**Work to do:** Lines containing the word "Publics" should be extracted in full.

--- Start of Entries supplied ---

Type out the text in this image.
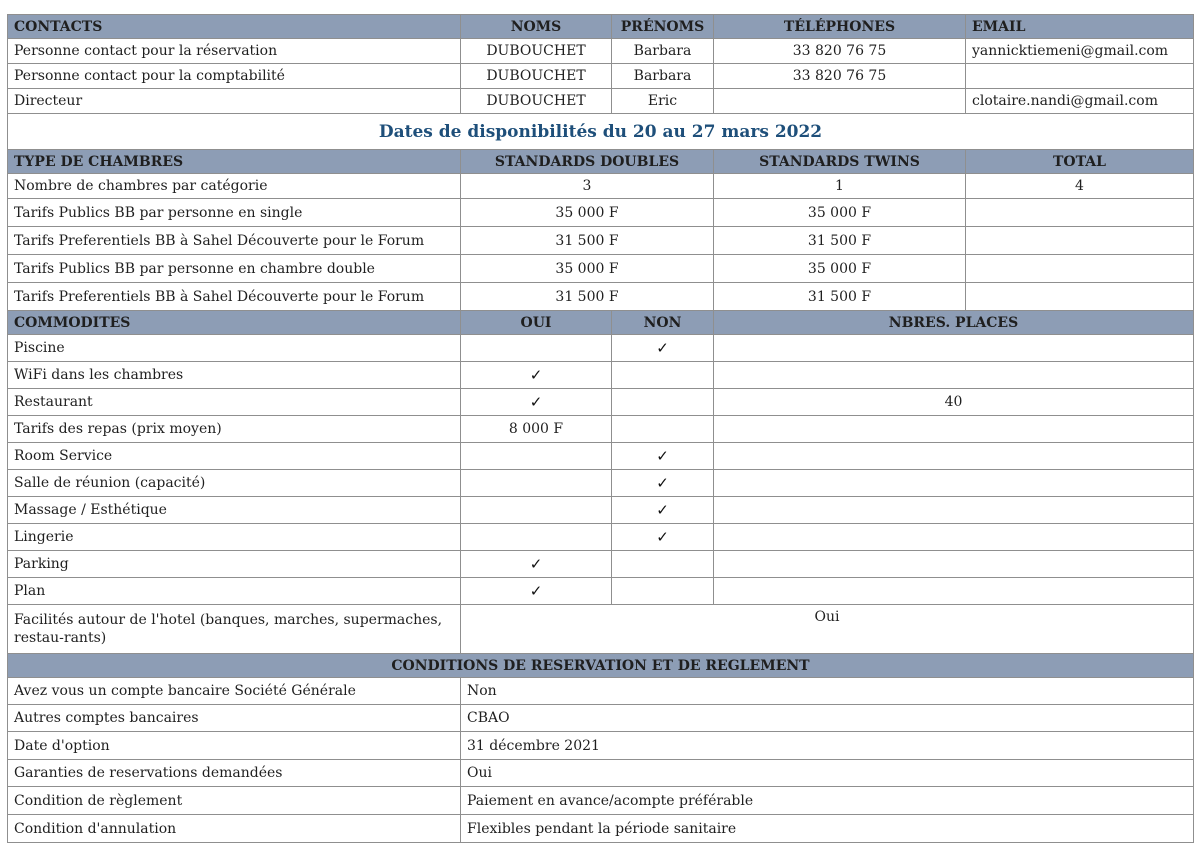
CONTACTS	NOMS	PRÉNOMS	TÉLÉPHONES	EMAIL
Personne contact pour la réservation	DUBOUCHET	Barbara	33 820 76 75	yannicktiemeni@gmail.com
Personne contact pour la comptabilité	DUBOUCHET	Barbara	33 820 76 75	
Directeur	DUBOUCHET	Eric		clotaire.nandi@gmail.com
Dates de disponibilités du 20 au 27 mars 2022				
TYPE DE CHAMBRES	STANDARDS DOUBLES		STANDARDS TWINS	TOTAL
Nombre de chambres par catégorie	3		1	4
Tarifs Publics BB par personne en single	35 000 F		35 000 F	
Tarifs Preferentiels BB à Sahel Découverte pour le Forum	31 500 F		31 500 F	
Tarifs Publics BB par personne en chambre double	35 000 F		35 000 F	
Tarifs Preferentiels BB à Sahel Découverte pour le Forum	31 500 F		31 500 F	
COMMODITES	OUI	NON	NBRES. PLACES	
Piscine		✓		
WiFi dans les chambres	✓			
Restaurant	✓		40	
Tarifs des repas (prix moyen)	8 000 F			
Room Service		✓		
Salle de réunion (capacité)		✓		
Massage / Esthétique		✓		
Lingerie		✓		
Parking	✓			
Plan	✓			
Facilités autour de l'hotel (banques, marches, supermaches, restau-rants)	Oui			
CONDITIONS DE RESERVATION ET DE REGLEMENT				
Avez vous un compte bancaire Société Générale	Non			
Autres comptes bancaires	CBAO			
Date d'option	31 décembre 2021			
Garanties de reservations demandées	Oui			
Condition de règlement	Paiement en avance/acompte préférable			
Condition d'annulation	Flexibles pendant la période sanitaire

--- End of Entries supplied ---
--- Start of Entries supplied ---

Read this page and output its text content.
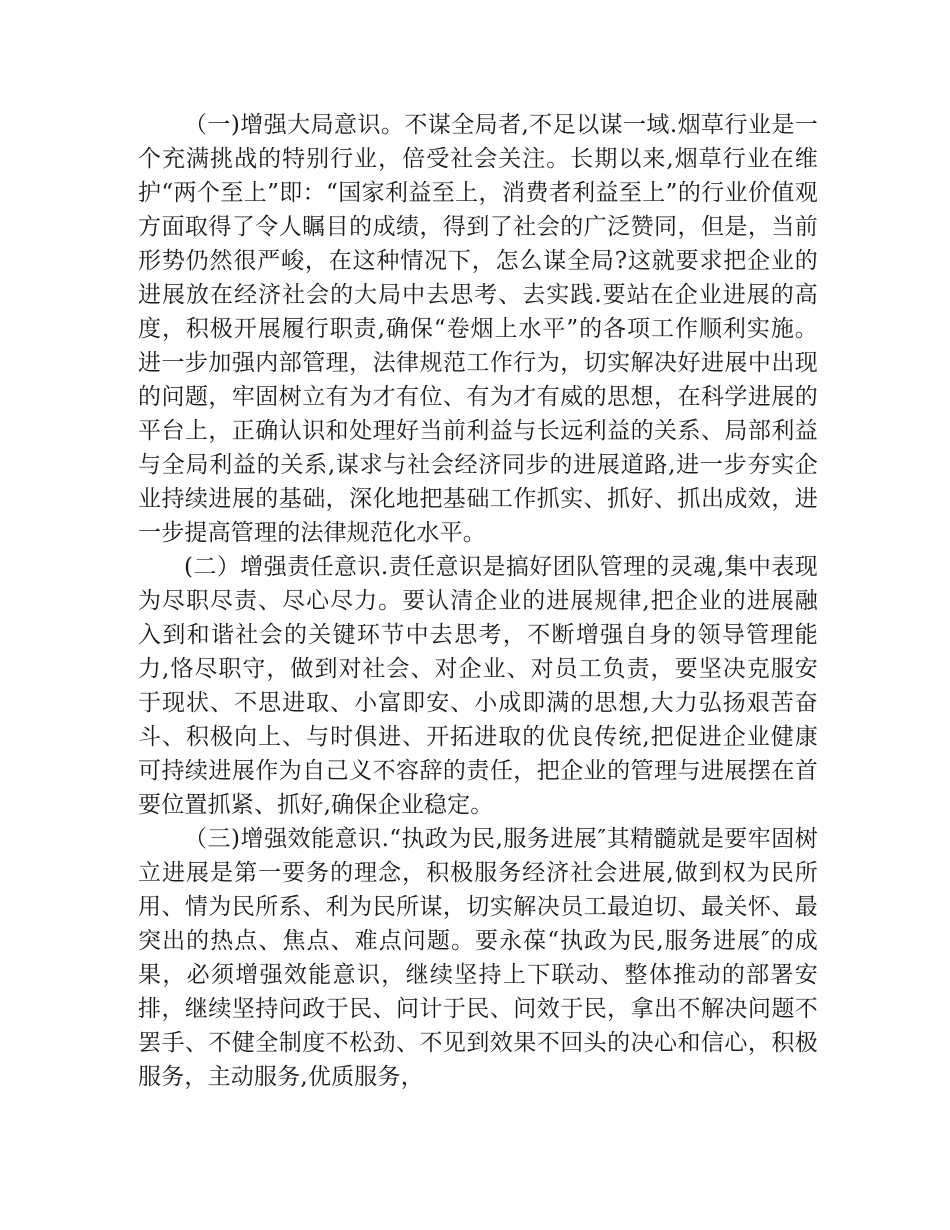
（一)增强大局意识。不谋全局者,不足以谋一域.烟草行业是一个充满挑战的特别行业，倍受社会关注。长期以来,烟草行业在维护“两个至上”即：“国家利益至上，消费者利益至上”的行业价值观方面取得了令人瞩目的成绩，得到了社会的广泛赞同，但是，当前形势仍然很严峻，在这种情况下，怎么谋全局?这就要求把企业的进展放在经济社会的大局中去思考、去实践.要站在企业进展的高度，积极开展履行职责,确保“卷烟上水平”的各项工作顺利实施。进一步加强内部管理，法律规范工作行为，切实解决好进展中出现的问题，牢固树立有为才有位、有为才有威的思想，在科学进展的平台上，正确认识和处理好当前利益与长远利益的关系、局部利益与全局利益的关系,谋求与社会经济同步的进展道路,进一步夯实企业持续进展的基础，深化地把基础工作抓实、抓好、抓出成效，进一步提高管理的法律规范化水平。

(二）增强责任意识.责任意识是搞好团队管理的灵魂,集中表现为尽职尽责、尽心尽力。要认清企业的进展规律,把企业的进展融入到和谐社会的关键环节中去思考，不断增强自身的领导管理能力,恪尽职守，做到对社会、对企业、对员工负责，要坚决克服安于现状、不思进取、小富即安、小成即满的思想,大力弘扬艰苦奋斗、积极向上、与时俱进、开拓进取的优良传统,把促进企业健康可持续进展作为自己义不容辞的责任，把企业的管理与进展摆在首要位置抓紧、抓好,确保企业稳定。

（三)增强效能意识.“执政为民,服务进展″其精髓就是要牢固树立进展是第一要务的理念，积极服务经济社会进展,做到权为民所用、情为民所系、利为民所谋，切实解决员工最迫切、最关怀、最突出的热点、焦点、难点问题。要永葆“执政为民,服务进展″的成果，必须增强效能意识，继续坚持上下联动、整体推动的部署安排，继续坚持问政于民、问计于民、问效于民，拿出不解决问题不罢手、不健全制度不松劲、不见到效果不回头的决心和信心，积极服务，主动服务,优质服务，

--- End of Entries supplied ---

**Answer to the task:**
Tarifs Publics BB par personne en single	35 000 F		35 000 F	
Tarifs Publics BB par personne en chambre double	35 000 F		35 000 F	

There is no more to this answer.